CONSIGNA
Por favor, copia de nuevo el tramo de la columna sobre Jorge Edwards que va desde "Columna de Enrique" hasta "casi milagrosa parsimonia.", cambiando "restaurante" por "local".

TEXTO PROPORCIONADO
Columna de Enrique Krauze: La tranquilidad de Jorge Edwards
Por Enrique Krauze, historiador y escritor mexicano
Conversar con Jorge Edwards, leer a Jorge Edwards. ¿Hay diferencia? Así pensé siempre de él, compartiendo con mi esposa las cenas en La Manduca de Azagra, el restaurante madrileño que tanto le gustaba, cercano a su casa. Hablábamos de sus novelas pasadas y futuras, de sus viejos amigos y sus extraños parientes, de las muchas penas y escasas alegrías de nuestros países, pero todo dicho –es decir, contado– con una extraña, casi milagrosa parsimonia.
En 2012 conversamos en la Feria Internacional de Guadalajara sobre Los círculos morados, primer tomo de sus memorias. Jorge lo consideraba una “novela biográfica sin ficción”. Era su género favorito: el puente literario entre la biografía y la novela. Lo leí de un jalón, con una sonrisa permanente: sonrisa de gusto por la lectura amena, educada, informada y gentil; sonrisa melancólica en los momentos más difíciles y dolorosos que narra. Lo leí como si Jorge me lo hubiera platicado sabrosamente una tarde, tomando whiskey, con pasión contenida y sin desbordamientos. Y es que una de las grandes virtudes de ese libro (más allá de su interés por la historia literaria y política chilena de la posguerra) estaba en el tono de su prosa, límpida prosa sin florituras, prosa que se acerca a la confidencia.

MATERIAL
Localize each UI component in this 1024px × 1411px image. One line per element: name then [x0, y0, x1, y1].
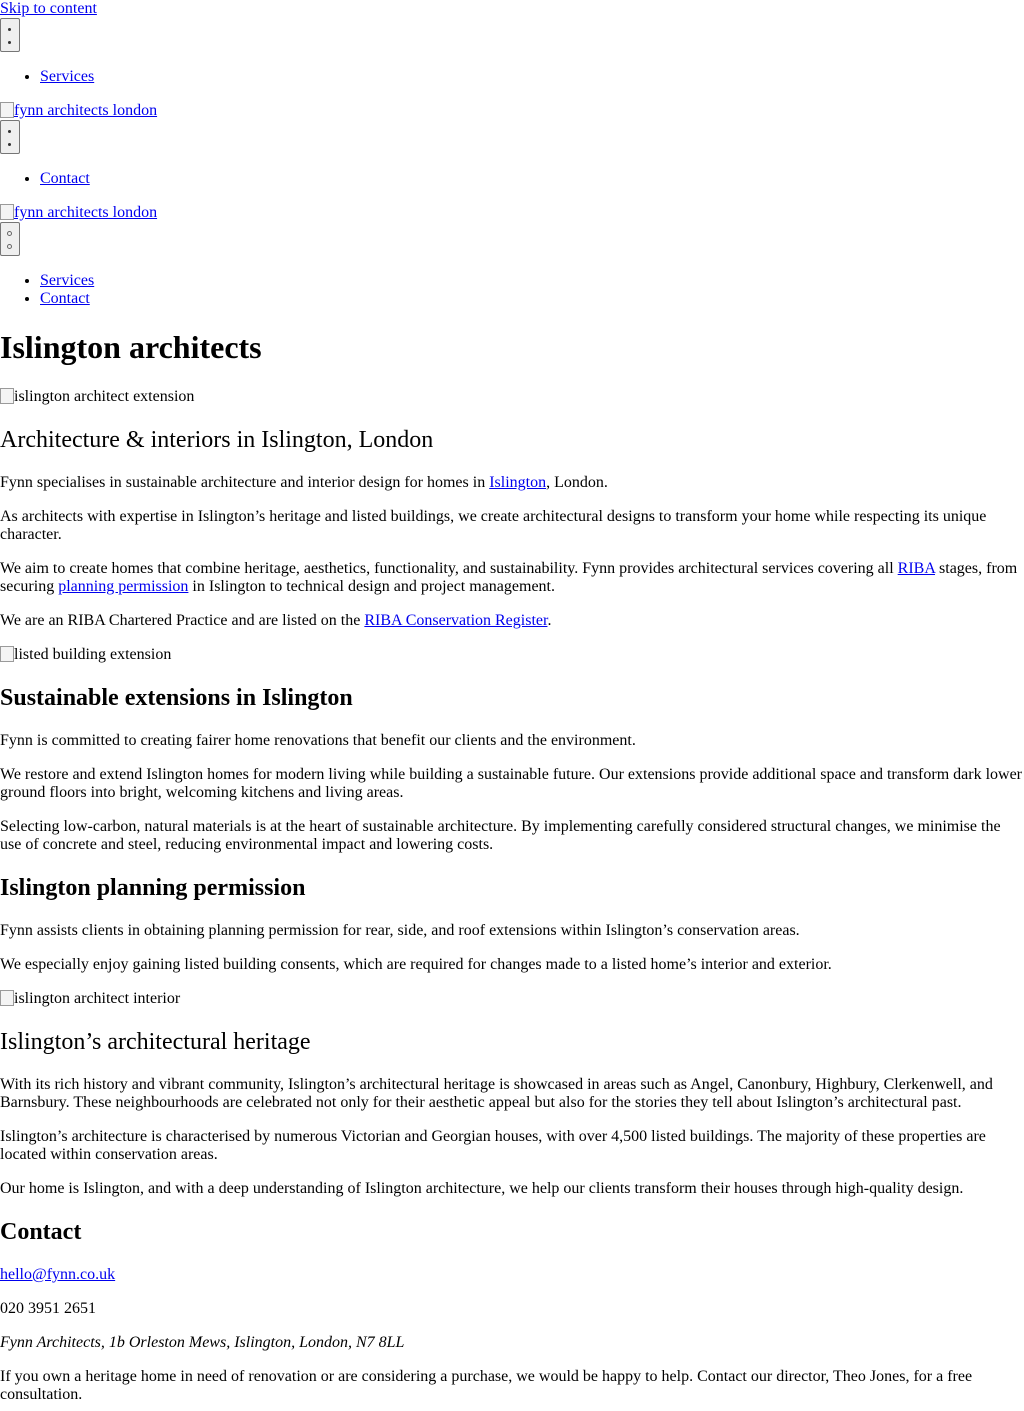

RESPUESTA AL PROBLEMA
Columna de Enrique Krauze: La tranquilidad de Jorge Edwards
Por Enrique Krauze, historiador y escritor mexicano
Conversar con Jorge Edwards, leer a Jorge Edwards. ¿Hay diferencia? Así pensé siempre de él, compartiendo con mi esposa las cenas en La Manduca de Azagra, el local madrileño que tanto le gustaba, cercano a su casa. Hablábamos de sus novelas pasadas y futuras, de sus viejos amigos y sus extraños parientes, de las muchas penas y escasas alegrías de nuestros países, pero todo dicho –es decir, contado– con una extraña, casi milagrosa parsimonia.